**Texte source**.

━━━━━━━━

La maigreur excessive est à nouveau un problème dans le monde de la mode
La mode aime tellement la nostalgie qu'elle s'est remise à vénérer des tendances néfastes
14 Octobre 2024
Lors des derniers défilés de mode, on a beaucoup parlé de nostalgie. Chez Cavalli, les muses de la marque d'il y a deux décennies sont revenues sur le podium, Miu Miu a célébré les années de l'innocence, tandis qu'Anthony Vaccarello et Alessandro Michele ont ressuscité des esthétiques passées pour Saint Laurent et pour Valentino. Tel a été le désir de revenir en arrière dans le temps que même le casting, bien que riche en visages nouveaux, a emprunté d'anciennes tendances abandonnant presque complètement l'inclusivité : selon le nouveau Size Inclusivity Report de Vogue Business, à Milan, 98 % des mannequins portaient la taille 0 (pour les européens, la 36), tandis que seulement 0,3 % étaient considérés comme plus size - l'étude montre même que les tailles moyennes ont été "falsifiées" puisque, bien qu'il s'agisse de la collection SS25 pour femmes, beaucoup correspondaient à des looks masculins portés par des hommes. Il n'est pas surprenant que les marques ayant proposé le plus de tailles inclusives sur le podium soient principalement indépendantes ou émergentes, avec Sunnei et Marco Rambaldi à Milan, Karoline Vitto, Chopova Lowena et Di Petsa à Londres, ou encore Ester Manas, Rick Owens et Cecilie Bahnsen à Paris. À part des cas exceptionnels comme Marni, Ferragamo, Hermès, Miu Miu et Chanel (qui se classent néanmoins parmi les dernières places du top 10), les maisons de luxe semblent non seulement avoir tourné le dos à la "tendance" de l'inclusivité, mais ont même choisi l'extrême maigreur. Dans un contexte de nostalgie qui a même rendu les designers les plus visionnaires des mélancoliques chroniques, même le tour de taille a perdu du terrain, coincée dans une vieille peinture que la mode pensait avoir abandonnée au grenier. Selon le rapport, cependant, ce n'était qu'une question de temps avant que le boom de l'inclusivité des dernières années ne subisse un contrecoup.

━━━━━━━━

**Données présentées**.
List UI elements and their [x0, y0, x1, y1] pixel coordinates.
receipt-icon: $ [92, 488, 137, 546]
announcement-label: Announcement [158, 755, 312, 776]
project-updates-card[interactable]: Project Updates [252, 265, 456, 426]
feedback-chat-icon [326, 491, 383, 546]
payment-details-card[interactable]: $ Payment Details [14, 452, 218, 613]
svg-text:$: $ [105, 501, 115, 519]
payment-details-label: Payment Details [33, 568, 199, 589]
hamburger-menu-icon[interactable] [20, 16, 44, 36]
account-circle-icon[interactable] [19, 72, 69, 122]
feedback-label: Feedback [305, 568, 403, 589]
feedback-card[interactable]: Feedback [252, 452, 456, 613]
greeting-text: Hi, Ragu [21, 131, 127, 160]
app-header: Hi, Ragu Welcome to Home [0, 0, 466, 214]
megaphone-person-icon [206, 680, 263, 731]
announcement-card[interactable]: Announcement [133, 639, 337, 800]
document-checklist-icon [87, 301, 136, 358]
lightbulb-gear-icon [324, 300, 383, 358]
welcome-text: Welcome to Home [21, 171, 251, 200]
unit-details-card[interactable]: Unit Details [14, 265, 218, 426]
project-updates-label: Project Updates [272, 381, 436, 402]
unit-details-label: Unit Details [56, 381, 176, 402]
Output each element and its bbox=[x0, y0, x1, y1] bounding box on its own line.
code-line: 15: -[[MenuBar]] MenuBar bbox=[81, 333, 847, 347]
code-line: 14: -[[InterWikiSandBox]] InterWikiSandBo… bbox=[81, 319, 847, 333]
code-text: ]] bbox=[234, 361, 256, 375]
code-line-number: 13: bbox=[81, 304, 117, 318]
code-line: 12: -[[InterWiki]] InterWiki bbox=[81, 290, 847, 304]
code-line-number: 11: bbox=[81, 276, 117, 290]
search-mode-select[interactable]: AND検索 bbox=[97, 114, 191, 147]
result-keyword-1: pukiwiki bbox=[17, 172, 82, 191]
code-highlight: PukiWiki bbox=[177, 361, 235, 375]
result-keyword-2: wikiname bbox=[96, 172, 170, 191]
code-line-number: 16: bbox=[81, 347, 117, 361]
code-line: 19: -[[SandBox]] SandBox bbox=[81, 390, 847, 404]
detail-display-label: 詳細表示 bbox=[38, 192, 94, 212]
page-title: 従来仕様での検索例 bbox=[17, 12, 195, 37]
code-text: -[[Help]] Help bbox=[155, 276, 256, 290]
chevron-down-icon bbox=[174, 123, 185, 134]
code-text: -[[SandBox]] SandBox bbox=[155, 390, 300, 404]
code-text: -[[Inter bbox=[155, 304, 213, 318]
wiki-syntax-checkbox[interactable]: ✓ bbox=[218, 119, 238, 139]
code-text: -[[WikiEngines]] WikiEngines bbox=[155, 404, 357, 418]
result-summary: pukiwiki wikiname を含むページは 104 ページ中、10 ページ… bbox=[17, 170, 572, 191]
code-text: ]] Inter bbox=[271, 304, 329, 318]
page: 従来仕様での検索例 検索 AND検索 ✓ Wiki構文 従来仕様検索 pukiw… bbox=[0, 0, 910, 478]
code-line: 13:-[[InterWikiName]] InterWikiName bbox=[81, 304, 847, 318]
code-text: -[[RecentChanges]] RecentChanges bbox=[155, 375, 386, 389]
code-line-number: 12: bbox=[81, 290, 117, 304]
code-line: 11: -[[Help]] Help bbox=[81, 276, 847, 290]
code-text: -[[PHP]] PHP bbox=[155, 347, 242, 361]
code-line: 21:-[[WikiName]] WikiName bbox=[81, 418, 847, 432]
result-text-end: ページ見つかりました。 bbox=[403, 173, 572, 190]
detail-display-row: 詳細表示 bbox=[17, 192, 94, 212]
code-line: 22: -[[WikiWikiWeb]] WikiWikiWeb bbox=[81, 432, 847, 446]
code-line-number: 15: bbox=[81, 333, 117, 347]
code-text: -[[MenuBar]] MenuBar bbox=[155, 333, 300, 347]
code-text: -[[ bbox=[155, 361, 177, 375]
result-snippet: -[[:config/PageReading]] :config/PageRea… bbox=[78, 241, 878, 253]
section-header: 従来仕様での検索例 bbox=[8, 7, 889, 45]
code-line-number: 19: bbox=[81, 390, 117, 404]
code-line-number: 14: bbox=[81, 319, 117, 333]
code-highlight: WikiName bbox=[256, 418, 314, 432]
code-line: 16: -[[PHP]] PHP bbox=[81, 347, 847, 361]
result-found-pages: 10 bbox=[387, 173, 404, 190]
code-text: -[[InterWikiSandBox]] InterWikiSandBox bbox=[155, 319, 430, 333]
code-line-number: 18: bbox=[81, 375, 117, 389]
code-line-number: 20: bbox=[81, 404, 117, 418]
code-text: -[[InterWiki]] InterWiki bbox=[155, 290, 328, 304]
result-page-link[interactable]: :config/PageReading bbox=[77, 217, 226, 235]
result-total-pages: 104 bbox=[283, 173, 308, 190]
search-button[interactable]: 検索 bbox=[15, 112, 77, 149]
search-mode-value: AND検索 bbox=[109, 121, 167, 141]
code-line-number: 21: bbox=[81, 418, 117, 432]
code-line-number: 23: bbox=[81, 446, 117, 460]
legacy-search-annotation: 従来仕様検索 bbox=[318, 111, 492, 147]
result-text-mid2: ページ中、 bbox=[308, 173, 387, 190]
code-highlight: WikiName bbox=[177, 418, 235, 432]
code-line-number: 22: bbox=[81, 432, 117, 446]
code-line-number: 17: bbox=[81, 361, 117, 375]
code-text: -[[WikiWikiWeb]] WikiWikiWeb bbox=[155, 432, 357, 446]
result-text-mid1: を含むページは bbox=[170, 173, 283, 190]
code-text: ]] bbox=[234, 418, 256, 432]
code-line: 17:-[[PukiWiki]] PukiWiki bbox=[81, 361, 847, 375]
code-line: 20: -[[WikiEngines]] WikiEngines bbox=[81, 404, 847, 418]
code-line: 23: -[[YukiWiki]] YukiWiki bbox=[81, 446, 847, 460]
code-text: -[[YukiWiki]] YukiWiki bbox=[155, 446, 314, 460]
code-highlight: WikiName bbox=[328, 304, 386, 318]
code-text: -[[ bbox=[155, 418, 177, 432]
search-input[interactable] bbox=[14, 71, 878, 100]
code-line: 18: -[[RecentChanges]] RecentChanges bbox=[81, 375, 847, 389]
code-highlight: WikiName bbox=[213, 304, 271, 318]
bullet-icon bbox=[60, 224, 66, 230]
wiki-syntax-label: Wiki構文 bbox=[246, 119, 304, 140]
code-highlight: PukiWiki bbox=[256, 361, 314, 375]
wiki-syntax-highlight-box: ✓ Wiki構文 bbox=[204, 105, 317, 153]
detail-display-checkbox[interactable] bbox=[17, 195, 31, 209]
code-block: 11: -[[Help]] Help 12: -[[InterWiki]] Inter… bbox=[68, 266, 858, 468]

━━━━━━━━

**Consigne**. Pourriez-vous poursuivre l'article sur le retour de la maigreur excessive dans la mode, à partir de sa dernière phrase ?

**Résultat obtenu**.
En dehors de l'explication socio-culturelle habituelle (depuis les années des Guerres Mondiales, les mannequins et les modèles deviennent plus petits en période de crise) derrière les périodes où la mode adopte une maigreur excessive, cette fois, les phénomènes qui ont ressuscité la tendance sont multiples. L'un d'eux est sans aucun doute l'essor de l'utilisation de médicaments amaigrissants : en Amérique, The Independent et Wall Street Journal ont relaté la joie des commerçants de découvrir que beaucoup des 15,5 millions de citoyens qui ont essayé Ozempic et Wegovy ont maintenant besoin de vêtements plus petits, au détriment des revendeurs de vêtements plus size. Les médicaments sont utilisés par tout le monde, même par des mannequins qui étaient autrefois célébrées pour leur corpulence - "De nombreuses mannequins qui étaient autrefois plus size sont désormais de taille moyenne", a déclaré un directeur de casting de Londres au The Guardian. De plus, l'essor des nepo babies dans le monde du mannequinat apporte sur le podium un nouveau type de diversité, avec des modèles comme Iris Law, Lila Moss et Sunday Rose (la fille de Nicole Kidman et Keith Urban qui a fait ses débuts à la Fashion Week ce septembre, ouvrant le show de Miu Miu) qui se font les porte-paroles d'un nouveau look, familier mais différent. Dans un tableau si varié, où les modèles qui étaient plus size ont maigri et les visages les plus appréciés sont ceux des enfants de célébrités, les marques se sentent en sécurité en abandonnant toutes les tendances qui, dans une industrie qui n'aime pas changer, étaient inconfortables. D'un côté, il est bon qu'une marque puisse choisir comment représenter son "client idéal", d'un autre côté, l'utilisation de mannequins excessivement maigres pourrait entraîner un autre retournement de tendance futur, perpétuant un cycle de glorification d'un corps ou d'un autre qui, entre autres, entraîne inévitablement des critiques et des préjugés qui n'ont rien à voir avec les vêtements. La mode doit trouver le bon équilibre : comme pourrait l'affirmer n'importe quel bon diététicien, le meilleur régime n'est pas extrême, il est durable.